* WHAT YOU WILL DO *
What is the number of lines in these entries that contain "right"? State it alone.

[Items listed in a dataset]
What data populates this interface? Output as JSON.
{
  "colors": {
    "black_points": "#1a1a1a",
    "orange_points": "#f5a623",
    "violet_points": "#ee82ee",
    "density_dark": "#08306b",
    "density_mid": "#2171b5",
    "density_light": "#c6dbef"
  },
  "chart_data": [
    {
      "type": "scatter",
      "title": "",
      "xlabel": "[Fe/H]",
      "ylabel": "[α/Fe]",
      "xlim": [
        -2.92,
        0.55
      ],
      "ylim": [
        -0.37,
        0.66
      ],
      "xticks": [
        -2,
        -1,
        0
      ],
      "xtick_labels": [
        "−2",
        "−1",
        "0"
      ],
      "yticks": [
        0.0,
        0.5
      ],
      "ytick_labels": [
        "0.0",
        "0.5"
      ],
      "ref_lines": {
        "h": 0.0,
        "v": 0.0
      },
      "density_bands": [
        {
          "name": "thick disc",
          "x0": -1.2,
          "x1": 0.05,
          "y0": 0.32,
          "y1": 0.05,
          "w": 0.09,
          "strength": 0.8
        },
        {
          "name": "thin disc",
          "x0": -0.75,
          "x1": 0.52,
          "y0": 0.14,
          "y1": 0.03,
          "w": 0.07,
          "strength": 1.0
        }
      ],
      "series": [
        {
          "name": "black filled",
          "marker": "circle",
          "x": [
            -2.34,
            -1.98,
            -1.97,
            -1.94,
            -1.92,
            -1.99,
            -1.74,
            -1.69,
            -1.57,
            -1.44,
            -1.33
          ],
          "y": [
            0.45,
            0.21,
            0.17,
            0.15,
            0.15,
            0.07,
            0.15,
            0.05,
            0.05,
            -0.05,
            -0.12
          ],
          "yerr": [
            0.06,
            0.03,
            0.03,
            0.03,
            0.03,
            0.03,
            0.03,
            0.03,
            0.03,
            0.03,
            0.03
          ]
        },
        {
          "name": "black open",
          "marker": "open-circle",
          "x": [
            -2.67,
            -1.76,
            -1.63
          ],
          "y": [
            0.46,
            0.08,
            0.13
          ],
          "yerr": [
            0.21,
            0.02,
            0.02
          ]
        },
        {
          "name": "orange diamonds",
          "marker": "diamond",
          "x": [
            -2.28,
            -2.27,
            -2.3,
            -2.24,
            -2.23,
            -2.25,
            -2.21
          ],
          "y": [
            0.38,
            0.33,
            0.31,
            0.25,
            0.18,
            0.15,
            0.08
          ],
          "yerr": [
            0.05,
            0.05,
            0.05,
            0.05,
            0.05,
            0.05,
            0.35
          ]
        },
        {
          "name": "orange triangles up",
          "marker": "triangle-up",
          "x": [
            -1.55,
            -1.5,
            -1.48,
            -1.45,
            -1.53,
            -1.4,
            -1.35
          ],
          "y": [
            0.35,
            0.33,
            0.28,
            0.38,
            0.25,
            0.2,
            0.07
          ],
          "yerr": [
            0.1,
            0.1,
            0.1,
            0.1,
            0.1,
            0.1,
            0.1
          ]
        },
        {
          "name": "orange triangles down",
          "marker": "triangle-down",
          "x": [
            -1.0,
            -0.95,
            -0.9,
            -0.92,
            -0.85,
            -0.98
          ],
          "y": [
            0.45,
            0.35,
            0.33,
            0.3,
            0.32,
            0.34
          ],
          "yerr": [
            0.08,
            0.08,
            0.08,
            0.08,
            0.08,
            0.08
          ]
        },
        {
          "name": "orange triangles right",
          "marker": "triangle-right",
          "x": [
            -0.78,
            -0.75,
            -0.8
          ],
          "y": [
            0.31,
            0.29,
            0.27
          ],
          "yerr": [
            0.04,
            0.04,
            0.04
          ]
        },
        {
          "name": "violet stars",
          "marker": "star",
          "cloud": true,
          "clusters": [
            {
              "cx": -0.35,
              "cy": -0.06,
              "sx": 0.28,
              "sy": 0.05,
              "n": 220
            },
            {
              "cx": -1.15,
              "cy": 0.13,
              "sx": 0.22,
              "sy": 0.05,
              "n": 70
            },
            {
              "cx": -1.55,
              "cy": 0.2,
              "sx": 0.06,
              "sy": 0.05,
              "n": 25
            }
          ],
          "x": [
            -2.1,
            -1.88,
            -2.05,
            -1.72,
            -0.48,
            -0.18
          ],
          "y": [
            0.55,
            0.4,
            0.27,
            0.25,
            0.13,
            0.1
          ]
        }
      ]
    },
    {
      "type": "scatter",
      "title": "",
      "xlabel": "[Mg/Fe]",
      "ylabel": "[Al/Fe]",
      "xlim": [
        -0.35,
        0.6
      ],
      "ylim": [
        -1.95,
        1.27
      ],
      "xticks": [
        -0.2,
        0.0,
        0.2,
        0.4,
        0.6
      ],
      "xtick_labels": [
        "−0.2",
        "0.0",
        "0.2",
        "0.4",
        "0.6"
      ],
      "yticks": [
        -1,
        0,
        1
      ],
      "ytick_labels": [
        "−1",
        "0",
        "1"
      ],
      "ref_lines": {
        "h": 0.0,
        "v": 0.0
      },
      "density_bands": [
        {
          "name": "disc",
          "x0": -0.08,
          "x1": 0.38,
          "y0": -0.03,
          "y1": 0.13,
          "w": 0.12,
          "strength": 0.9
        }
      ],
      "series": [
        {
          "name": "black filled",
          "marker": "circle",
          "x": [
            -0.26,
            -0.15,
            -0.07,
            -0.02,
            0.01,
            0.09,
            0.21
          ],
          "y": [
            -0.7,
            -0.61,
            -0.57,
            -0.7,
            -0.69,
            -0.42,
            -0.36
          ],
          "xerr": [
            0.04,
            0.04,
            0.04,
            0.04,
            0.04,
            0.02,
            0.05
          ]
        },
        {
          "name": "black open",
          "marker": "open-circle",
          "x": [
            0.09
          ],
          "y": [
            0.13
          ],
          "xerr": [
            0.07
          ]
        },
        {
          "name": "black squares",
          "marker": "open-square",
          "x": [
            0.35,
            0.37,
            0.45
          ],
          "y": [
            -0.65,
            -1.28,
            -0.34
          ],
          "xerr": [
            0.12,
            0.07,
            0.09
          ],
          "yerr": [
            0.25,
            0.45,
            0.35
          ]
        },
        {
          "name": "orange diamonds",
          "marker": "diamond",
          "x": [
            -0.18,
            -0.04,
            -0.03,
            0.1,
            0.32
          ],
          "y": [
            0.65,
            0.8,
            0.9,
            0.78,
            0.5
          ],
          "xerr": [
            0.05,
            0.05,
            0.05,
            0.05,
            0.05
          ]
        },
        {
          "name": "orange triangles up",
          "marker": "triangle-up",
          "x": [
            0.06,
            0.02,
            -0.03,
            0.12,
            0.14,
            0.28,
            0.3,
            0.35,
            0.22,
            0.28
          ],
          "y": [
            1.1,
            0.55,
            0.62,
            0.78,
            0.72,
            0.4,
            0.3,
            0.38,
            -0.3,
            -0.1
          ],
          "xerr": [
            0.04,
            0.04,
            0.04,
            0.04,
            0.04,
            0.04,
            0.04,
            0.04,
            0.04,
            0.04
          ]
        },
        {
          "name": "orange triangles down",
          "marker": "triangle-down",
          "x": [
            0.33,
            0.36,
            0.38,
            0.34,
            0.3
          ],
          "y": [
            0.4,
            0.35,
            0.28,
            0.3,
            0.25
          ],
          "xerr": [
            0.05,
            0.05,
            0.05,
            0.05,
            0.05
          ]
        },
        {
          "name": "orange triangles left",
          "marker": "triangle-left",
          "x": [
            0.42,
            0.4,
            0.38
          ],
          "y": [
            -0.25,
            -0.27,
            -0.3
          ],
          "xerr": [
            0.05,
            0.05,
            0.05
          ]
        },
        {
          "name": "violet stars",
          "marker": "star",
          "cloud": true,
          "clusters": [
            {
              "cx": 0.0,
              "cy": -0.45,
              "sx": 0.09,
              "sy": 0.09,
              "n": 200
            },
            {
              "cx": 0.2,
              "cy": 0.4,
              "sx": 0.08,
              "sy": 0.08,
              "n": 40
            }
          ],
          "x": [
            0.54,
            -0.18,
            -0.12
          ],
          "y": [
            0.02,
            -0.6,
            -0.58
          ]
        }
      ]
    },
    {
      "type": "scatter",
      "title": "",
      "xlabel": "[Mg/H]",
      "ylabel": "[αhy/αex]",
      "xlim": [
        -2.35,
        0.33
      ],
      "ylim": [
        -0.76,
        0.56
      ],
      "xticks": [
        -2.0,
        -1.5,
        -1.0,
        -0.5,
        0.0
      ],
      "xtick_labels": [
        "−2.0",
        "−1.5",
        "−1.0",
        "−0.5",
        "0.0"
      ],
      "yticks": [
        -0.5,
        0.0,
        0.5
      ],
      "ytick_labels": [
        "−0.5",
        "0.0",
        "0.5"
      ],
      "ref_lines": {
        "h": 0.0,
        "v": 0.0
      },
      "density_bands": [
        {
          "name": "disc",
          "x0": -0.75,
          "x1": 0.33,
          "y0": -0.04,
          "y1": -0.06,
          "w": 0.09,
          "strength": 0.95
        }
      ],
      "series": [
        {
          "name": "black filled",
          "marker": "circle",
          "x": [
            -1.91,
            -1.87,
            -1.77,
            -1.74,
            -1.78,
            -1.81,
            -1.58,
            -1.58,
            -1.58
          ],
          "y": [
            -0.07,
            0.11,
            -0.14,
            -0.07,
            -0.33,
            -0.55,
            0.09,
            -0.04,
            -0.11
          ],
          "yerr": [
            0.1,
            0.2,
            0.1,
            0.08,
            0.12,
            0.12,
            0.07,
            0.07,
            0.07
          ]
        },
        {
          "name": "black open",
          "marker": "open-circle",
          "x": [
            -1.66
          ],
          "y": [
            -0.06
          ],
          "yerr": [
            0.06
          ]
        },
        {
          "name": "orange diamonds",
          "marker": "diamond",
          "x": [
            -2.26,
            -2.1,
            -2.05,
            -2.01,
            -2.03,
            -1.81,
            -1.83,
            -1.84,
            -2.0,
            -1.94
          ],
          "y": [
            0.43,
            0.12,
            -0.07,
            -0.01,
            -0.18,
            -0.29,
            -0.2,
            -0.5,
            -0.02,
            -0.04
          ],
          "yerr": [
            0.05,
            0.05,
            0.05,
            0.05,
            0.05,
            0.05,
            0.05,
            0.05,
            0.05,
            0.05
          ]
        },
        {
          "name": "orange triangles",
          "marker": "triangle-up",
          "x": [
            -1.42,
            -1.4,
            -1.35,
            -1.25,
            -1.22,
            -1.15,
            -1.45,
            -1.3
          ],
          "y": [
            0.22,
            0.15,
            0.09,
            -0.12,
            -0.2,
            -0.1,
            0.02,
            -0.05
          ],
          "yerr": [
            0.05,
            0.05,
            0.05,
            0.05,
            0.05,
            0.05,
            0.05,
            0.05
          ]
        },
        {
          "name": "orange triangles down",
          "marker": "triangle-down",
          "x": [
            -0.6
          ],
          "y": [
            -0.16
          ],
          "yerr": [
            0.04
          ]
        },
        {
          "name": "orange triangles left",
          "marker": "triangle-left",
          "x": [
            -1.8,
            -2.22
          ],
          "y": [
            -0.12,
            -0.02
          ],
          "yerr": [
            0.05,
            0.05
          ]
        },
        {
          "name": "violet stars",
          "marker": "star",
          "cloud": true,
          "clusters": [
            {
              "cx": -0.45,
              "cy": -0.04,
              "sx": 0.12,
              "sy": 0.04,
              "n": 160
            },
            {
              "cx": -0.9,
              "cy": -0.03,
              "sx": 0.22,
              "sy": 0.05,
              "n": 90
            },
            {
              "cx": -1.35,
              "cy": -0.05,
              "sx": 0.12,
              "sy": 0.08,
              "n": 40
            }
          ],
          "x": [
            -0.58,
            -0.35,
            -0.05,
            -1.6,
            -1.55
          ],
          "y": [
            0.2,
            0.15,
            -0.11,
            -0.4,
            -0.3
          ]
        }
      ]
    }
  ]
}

* RESPONSE *
2